- STATED GOAL
Locate all lines with the word "motion". Copy them.

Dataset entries
_____
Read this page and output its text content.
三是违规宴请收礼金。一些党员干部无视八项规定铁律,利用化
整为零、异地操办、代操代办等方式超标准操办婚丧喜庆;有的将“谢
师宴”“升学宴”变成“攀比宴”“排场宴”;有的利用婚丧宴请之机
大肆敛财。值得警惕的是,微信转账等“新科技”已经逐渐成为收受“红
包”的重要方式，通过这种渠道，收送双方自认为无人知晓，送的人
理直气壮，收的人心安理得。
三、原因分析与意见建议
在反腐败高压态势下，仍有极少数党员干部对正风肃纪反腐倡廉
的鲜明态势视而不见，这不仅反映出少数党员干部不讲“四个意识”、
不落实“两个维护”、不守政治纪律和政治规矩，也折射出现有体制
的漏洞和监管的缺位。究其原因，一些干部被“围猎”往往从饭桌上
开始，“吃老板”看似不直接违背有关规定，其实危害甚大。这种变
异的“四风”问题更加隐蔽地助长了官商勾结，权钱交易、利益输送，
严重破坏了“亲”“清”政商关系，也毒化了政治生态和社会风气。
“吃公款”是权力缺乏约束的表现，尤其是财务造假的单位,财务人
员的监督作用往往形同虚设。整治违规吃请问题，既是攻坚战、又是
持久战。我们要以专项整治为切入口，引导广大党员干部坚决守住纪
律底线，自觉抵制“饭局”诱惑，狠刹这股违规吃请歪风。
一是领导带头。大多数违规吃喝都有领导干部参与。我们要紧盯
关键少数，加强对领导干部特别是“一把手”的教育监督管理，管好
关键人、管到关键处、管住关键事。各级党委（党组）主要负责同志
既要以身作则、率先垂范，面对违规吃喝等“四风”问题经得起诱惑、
_____
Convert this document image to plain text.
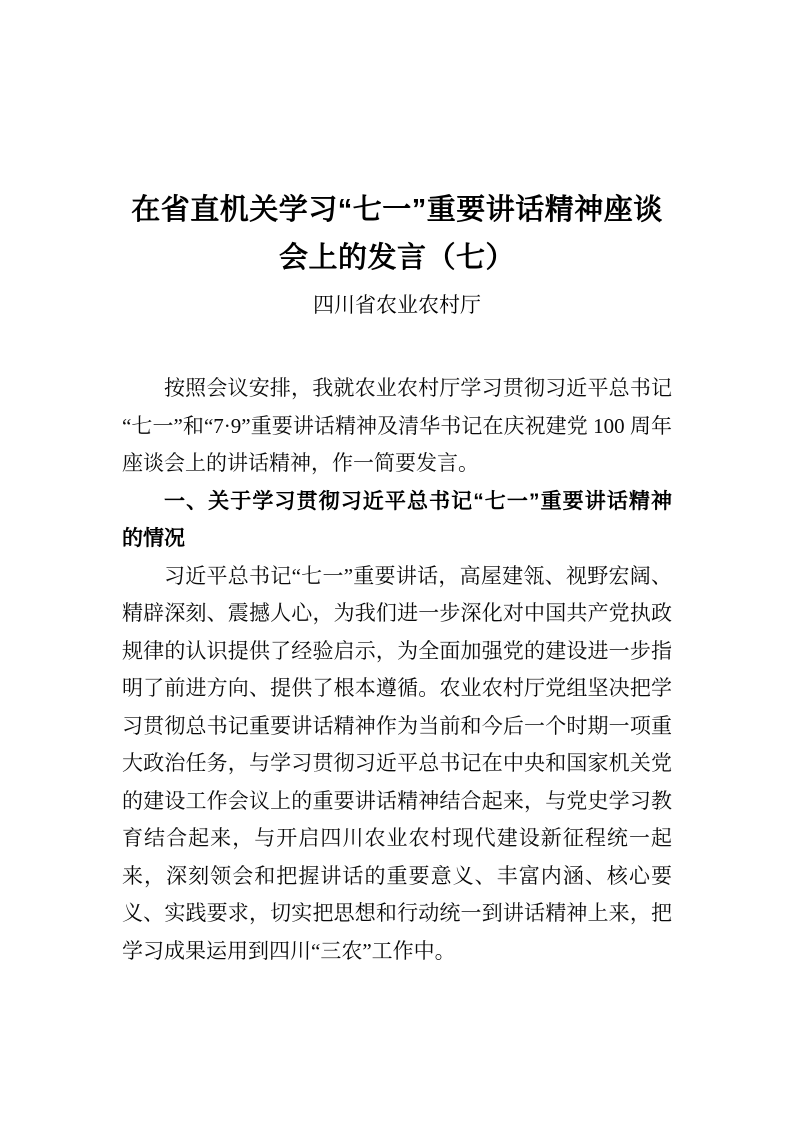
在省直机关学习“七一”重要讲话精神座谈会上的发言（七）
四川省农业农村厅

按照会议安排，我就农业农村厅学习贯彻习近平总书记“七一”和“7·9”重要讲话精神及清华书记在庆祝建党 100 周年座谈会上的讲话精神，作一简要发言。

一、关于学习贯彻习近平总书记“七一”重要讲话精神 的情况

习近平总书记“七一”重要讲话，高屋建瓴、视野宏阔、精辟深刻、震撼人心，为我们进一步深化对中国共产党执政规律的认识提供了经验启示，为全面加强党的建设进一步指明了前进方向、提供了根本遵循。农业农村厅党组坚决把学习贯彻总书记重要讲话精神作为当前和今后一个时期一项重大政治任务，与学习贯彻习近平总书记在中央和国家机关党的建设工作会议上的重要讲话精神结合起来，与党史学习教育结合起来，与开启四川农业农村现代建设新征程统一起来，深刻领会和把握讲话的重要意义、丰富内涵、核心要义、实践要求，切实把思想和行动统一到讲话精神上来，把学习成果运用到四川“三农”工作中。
_____
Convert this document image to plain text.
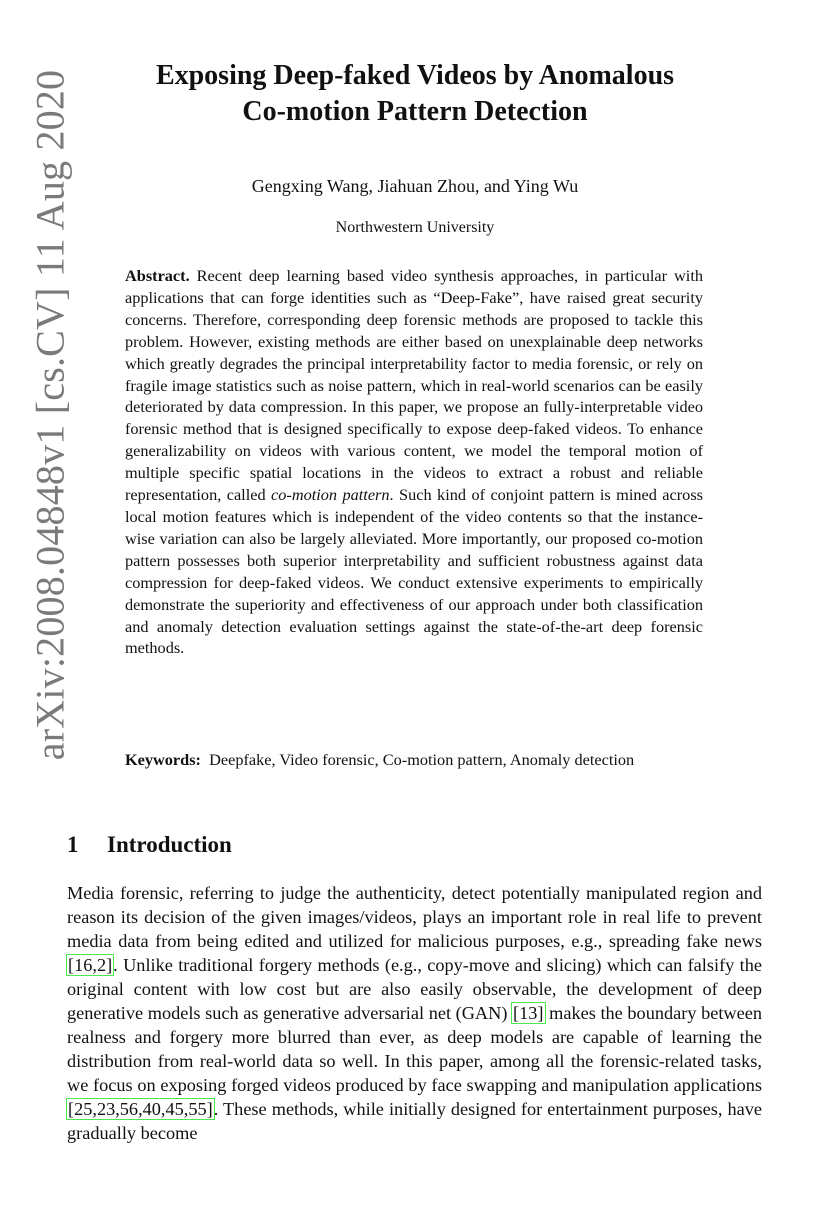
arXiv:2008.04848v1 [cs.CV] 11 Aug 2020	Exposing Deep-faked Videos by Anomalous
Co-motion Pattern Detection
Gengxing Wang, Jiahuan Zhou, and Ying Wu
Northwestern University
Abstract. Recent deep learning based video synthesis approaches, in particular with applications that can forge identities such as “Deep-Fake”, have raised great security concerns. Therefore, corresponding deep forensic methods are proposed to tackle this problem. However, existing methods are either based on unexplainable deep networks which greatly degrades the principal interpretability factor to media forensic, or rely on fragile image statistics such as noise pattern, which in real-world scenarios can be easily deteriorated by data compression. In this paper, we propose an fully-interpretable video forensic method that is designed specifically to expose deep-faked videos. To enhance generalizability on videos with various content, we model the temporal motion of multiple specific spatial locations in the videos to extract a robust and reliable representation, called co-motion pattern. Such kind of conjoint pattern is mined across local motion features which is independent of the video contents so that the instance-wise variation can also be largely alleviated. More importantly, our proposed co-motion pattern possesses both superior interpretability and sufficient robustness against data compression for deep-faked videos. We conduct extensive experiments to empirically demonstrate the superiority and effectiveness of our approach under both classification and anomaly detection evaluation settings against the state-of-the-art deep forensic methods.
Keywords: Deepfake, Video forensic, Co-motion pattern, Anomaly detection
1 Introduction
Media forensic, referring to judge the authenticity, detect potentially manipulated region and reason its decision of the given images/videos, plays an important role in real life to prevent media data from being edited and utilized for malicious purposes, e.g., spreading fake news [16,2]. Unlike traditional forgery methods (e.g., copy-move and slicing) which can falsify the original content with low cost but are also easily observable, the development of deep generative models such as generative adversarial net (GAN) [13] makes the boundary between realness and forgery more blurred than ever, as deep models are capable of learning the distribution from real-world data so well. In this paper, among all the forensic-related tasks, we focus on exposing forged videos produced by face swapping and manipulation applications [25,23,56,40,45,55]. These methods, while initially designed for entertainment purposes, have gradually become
_____
- RESULT OF THIS EXERCISE
Co-motion Pattern Detection
Abstract. Recent deep learning based video synthesis approaches, in particular with applications that can forge identities such as “Deep-Fake”, have raised great security concerns. Therefore, corresponding deep forensic methods are proposed to tackle this problem. However, existing methods are either based on unexplainable deep networks which greatly degrades the principal interpretability factor to media forensic, or rely on fragile image statistics such as noise pattern, which in real-world scenarios can be easily deteriorated by data compression. In this paper, we propose an fully-interpretable video forensic method that is designed specifically to expose deep-faked videos. To enhance generalizability on videos with various content, we model the temporal motion of multiple specific spatial locations in the videos to extract a robust and reliable representation, called co-motion pattern. Such kind of conjoint pattern is mined across local motion features which is independent of the video contents so that the instance-wise variation can also be largely alleviated. More importantly, our proposed co-motion pattern possesses both superior interpretability and sufficient robustness against data compression for deep-faked videos. We conduct extensive experiments to empirically demonstrate the superiority and effectiveness of our approach under both classification and anomaly detection evaluation settings against the state-of-the-art deep forensic methods.
Keywords: Deepfake, Video forensic, Co-motion pattern, Anomaly detection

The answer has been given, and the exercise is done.